Do this:
Return all entries word for word, but drop any images.

....................

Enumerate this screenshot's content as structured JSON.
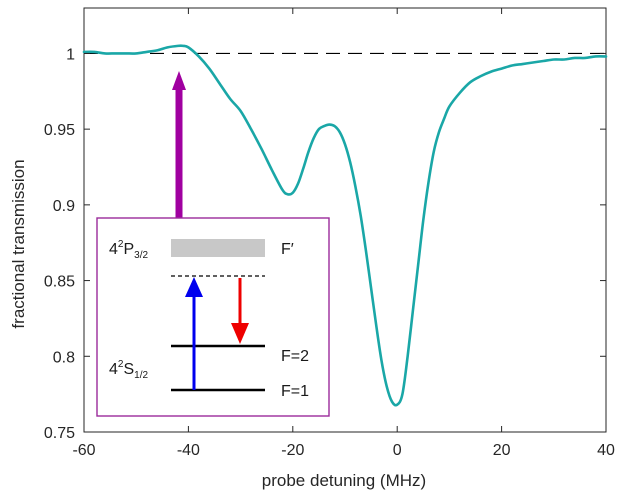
{
  "chart_data": {
    "type": "line",
    "xlabel": "probe detuning (MHz)",
    "ylabel": "fractional transmission",
    "xlim": [
      -60,
      40
    ],
    "ylim": [
      0.75,
      1.03
    ],
    "xticks": [
      -60,
      -40,
      -20,
      0,
      20,
      40
    ],
    "yticks": [
      0.75,
      0.8,
      0.85,
      0.9,
      0.95,
      1
    ],
    "xtick_labels": [
      "-60",
      "-40",
      "-20",
      "0",
      "20",
      "40"
    ],
    "ytick_labels": [
      "0.75",
      "0.8",
      "0.85",
      "0.9",
      "0.95",
      "1"
    ],
    "grid": false,
    "reference_line": {
      "y": 1,
      "style": "dashed",
      "color": "#000000"
    },
    "series": [
      {
        "color": "#1aa7a7",
        "x": [
          -60,
          -58,
          -56,
          -54,
          -52,
          -50,
          -48,
          -46,
          -44,
          -42,
          -41,
          -40,
          -38,
          -36,
          -34,
          -32,
          -30,
          -28,
          -26,
          -24,
          -22,
          -21,
          -20,
          -19,
          -18,
          -17,
          -16,
          -15,
          -14,
          -13,
          -12,
          -11,
          -10,
          -9,
          -8,
          -7,
          -6,
          -5,
          -4,
          -3,
          -2,
          -1,
          0,
          1,
          2,
          3,
          4,
          5,
          6,
          7,
          8,
          9,
          10,
          12,
          14,
          16,
          18,
          20,
          22,
          24,
          26,
          28,
          30,
          32,
          34,
          36,
          38,
          40
        ],
        "y": [
          1.001,
          1.001,
          1.0,
          1.0,
          1.0,
          1.0,
          1.001,
          1.002,
          1.004,
          1.005,
          1.005,
          1.004,
          0.998,
          0.99,
          0.98,
          0.97,
          0.962,
          0.95,
          0.937,
          0.923,
          0.91,
          0.907,
          0.908,
          0.914,
          0.924,
          0.935,
          0.944,
          0.95,
          0.952,
          0.953,
          0.952,
          0.948,
          0.94,
          0.928,
          0.912,
          0.893,
          0.87,
          0.845,
          0.82,
          0.797,
          0.78,
          0.77,
          0.768,
          0.775,
          0.8,
          0.83,
          0.86,
          0.89,
          0.915,
          0.935,
          0.948,
          0.957,
          0.965,
          0.974,
          0.981,
          0.985,
          0.988,
          0.99,
          0.992,
          0.993,
          0.994,
          0.995,
          0.996,
          0.996,
          0.997,
          0.997,
          0.998,
          0.998
        ]
      }
    ]
  },
  "inset": {
    "upper_level_label": "4",
    "upper_level_sup": "2",
    "upper_level_letter": "P",
    "upper_level_sub": "3/2",
    "lower_level_label": "4",
    "lower_level_sup": "2",
    "lower_level_letter": "S",
    "lower_level_sub": "1/2",
    "f_prime_label": "F′",
    "f2_label": "F=2",
    "f1_label": "F=1",
    "border_color": "#9b2a9b",
    "pump_arrow_color": "#0000ee",
    "stokes_arrow_color": "#ee0000",
    "pointer_arrow_color": "#a000a0",
    "upper_band_color": "#c8c8c8"
  }
}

....................

Exercise result:
Enumerate this screenshot's content as structured JSON.
{
  "chart_data": {
    "type": "line",
    "xlabel": "probe detuning (MHz)",
    "ylabel": "fractional transmission",
    "xlim": [
      -60,
      40
    ],
    "ylim": [
      0.75,
      1.03
    ],
    "xticks": [
      -60,
      -40,
      -20,
      0,
      20,
      40
    ],
    "yticks": [
      0.75,
      0.8,
      0.85,
      0.9,
      0.95,
      1
    ],
    "xtick_labels": [
      "-60",
      "-40",
      "-20",
      "0",
      "20",
      "40"
    ],
    "ytick_labels": [
      "0.75",
      "0.8",
      "0.85",
      "0.9",
      "0.95",
      "1"
    ],
    "grid": false,
    "reference_line": {
      "y": 1,
      "style": "dashed",
      "color": "#000000"
    },
    "series": [
      {
        "color": "#1aa7a7",
        "x": [
          -60,
          -58,
          -56,
          -54,
          -52,
          -50,
          -48,
          -46,
          -44,
          -42,
          -41,
          -40,
          -38,
          -36,
          -34,
          -32,
          -30,
          -28,
          -26,
          -24,
          -22,
          -21,
          -20,
          -19,
          -18,
          -17,
          -16,
          -15,
          -14,
          -13,
          -12,
          -11,
          -10,
          -9,
          -8,
          -7,
          -6,
          -5,
          -4,
          -3,
          -2,
          -1,
          0,
          1,
          2,
          3,
          4,
          5,
          6,
          7,
          8,
          9,
          10,
          12,
          14,
          16,
          18,
          20,
          22,
          24,
          26,
          28,
          30,
          32,
          34,
          36,
          38,
          40
        ],
        "y": [
          1.001,
          1.001,
          1.0,
          1.0,
          1.0,
          1.0,
          1.001,
          1.002,
          1.004,
          1.005,
          1.005,
          1.004,
          0.998,
          0.99,
          0.98,
          0.97,
          0.962,
          0.95,
          0.937,
          0.923,
          0.91,
          0.907,
          0.908,
          0.914,
          0.924,
          0.935,
          0.944,
          0.95,
          0.952,
          0.953,
          0.952,
          0.948,
          0.94,
          0.928,
          0.912,
          0.893,
          0.87,
          0.845,
          0.82,
          0.797,
          0.78,
          0.77,
          0.768,
          0.775,
          0.8,
          0.83,
          0.86,
          0.89,
          0.915,
          0.935,
          0.948,
          0.957,
          0.965,
          0.974,
          0.981,
          0.985,
          0.988,
          0.99,
          0.992,
          0.993,
          0.994,
          0.995,
          0.996,
          0.996,
          0.997,
          0.997,
          0.998,
          0.998
        ]
      }
    ]
  },
  "inset": {
    "upper_level_label": "4",
    "upper_level_sup": "2",
    "upper_level_letter": "P",
    "upper_level_sub": "3/2",
    "lower_level_label": "4",
    "lower_level_sup": "2",
    "lower_level_letter": "S",
    "lower_level_sub": "1/2",
    "f_prime_label": "F′",
    "f2_label": "F=2",
    "f1_label": "F=1",
    "border_color": "#9b2a9b",
    "pump_arrow_color": "#0000ee",
    "stokes_arrow_color": "#ee0000",
    "pointer_arrow_color": "#a000a0",
    "upper_band_color": "#c8c8c8"
  }
}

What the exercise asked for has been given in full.